[BEGIN Records provided]

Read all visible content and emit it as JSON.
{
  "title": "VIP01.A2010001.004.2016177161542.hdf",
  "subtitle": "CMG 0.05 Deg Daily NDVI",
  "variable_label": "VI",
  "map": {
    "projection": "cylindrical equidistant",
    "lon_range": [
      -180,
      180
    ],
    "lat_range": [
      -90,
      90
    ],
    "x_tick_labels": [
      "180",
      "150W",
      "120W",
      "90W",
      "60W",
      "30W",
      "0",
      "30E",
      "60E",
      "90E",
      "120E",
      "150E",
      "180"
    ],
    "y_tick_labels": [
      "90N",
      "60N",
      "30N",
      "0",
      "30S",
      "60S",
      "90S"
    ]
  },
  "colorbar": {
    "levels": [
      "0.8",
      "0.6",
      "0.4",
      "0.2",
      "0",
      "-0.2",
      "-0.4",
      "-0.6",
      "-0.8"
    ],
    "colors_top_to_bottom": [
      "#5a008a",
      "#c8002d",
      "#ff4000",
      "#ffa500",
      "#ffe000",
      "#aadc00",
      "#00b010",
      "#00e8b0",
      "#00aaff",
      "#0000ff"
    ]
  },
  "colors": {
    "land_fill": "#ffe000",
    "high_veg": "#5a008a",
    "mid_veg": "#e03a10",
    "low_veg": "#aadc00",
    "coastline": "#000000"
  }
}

[END Records provided]
[BEGIN Records provided]

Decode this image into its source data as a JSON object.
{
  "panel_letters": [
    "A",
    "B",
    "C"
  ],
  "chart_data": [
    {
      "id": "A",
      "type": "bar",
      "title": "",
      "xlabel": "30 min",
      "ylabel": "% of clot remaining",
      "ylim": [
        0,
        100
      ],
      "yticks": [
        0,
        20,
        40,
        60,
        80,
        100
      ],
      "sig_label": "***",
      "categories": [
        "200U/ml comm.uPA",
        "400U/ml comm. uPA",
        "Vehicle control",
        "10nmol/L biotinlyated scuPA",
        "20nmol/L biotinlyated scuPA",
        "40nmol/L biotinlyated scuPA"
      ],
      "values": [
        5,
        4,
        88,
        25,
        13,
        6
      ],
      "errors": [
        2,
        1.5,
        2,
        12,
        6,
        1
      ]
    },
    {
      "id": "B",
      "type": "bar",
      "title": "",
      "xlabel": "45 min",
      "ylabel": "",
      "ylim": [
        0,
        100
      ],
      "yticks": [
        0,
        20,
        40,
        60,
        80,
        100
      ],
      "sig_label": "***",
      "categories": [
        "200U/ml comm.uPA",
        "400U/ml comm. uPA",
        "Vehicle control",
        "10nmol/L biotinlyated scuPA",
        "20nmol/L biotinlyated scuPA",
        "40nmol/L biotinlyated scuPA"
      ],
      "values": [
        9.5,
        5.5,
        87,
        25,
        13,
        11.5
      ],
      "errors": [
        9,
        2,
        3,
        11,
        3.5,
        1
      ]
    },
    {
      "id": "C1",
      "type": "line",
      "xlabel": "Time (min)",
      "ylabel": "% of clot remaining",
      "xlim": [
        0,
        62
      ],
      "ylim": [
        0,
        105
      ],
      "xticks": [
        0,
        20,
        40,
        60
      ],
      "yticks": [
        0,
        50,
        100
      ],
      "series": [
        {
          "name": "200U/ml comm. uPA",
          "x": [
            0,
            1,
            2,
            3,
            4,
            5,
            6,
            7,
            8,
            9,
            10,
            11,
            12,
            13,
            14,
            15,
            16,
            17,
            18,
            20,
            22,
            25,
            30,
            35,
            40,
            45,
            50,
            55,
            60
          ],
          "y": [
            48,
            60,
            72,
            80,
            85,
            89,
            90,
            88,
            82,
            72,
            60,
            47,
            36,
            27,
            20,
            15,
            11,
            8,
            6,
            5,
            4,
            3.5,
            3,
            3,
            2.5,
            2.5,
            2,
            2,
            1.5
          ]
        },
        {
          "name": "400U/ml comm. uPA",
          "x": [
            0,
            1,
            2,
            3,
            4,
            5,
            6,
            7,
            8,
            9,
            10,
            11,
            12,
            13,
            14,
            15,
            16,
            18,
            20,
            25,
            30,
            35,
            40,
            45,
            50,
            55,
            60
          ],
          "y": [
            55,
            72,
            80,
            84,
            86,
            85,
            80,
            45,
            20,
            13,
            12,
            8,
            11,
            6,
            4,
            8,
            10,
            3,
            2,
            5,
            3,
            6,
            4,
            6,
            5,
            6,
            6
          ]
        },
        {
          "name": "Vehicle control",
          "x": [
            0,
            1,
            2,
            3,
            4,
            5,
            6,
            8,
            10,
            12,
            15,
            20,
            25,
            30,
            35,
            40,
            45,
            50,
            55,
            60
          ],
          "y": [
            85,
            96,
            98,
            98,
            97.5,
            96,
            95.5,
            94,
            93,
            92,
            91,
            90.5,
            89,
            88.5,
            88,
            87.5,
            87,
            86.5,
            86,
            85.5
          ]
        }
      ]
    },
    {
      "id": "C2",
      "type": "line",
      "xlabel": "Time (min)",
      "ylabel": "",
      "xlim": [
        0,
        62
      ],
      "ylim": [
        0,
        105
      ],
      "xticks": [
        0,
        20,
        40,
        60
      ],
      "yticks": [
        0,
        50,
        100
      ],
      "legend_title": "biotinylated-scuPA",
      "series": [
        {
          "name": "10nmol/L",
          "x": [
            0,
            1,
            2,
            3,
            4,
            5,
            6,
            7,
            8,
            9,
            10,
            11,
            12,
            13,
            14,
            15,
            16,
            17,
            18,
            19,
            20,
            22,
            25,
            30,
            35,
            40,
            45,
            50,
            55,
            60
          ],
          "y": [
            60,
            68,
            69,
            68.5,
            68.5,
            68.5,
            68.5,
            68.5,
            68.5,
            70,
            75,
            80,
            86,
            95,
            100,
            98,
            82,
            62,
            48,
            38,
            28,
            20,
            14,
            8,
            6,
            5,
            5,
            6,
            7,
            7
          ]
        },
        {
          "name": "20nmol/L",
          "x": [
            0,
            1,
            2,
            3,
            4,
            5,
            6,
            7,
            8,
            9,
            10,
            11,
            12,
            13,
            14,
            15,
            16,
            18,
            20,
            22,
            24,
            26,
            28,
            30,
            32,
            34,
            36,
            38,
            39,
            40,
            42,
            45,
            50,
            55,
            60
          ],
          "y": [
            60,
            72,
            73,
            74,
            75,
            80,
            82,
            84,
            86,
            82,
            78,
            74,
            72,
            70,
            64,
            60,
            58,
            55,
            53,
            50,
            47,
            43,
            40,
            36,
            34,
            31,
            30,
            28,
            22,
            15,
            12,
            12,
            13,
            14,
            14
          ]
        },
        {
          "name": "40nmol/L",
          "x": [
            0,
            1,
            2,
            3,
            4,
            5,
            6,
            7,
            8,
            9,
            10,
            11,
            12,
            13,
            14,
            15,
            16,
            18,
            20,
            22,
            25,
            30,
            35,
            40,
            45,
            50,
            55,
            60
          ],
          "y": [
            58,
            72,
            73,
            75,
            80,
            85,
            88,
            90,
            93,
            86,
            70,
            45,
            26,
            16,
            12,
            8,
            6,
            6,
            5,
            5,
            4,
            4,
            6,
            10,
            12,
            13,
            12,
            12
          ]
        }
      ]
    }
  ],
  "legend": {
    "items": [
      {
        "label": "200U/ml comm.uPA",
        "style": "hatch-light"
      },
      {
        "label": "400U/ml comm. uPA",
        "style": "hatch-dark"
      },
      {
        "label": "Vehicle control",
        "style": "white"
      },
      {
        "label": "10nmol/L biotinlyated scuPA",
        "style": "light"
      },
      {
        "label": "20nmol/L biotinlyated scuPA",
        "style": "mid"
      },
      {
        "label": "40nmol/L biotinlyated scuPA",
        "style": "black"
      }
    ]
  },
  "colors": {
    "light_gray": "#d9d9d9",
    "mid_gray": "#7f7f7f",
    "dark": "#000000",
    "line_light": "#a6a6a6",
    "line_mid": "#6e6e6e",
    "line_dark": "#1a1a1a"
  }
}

[END Records provided]
[BEGIN Records provided]

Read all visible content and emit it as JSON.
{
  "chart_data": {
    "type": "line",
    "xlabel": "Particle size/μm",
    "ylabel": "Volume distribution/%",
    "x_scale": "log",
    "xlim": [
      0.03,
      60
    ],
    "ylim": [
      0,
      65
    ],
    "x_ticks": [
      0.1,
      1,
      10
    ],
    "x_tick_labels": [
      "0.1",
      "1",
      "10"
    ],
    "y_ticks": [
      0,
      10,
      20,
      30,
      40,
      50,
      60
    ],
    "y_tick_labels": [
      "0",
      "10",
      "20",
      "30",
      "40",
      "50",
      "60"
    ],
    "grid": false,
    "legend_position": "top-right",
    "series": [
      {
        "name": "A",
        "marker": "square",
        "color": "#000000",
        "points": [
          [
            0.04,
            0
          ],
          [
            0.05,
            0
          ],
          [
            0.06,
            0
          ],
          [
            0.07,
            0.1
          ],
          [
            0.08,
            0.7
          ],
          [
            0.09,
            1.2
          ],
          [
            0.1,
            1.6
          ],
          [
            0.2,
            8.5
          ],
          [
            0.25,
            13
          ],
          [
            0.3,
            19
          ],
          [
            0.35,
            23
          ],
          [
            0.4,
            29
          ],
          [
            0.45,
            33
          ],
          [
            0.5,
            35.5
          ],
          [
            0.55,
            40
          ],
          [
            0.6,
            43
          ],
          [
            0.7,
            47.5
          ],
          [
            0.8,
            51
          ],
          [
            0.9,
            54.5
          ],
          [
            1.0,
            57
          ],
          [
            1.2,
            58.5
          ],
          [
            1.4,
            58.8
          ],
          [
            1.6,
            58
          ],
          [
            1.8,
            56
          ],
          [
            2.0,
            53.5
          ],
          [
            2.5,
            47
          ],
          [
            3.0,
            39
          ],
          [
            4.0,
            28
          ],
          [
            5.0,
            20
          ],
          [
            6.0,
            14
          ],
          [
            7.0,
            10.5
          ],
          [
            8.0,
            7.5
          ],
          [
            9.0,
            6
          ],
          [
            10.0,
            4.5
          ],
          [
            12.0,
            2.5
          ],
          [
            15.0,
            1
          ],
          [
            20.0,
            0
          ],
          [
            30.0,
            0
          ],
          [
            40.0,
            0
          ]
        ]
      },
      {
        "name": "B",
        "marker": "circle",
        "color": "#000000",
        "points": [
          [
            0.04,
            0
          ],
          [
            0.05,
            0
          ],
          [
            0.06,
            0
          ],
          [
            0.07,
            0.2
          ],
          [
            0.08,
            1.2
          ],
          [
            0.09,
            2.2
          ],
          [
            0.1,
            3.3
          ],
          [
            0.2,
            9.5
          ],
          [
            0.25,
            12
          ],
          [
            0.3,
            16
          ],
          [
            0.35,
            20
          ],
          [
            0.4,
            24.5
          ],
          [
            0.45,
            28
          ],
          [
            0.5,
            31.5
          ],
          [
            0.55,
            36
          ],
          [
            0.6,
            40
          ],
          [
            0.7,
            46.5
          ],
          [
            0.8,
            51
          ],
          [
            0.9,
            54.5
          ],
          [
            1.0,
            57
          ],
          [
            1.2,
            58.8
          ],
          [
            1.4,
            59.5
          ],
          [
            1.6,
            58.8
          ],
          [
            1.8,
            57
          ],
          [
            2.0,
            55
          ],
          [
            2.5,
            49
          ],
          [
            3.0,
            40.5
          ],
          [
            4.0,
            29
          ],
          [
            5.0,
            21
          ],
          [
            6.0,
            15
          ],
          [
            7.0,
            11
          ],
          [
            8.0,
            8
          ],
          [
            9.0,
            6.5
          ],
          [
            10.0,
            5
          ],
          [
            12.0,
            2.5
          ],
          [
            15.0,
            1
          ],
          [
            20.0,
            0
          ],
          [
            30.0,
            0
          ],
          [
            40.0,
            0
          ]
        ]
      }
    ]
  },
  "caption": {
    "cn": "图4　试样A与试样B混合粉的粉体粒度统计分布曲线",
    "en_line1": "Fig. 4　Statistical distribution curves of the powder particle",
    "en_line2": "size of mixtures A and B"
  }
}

[END Records provided]

▶ [Work to do] List every line above that contains the word "xlabel".

▶ [Solution]
      "xlabel": "30 min",
      "xlabel": "45 min",
      "xlabel": "Time (min)",
      "xlabel": "Time (min)",
    "xlabel": "Particle size/μm",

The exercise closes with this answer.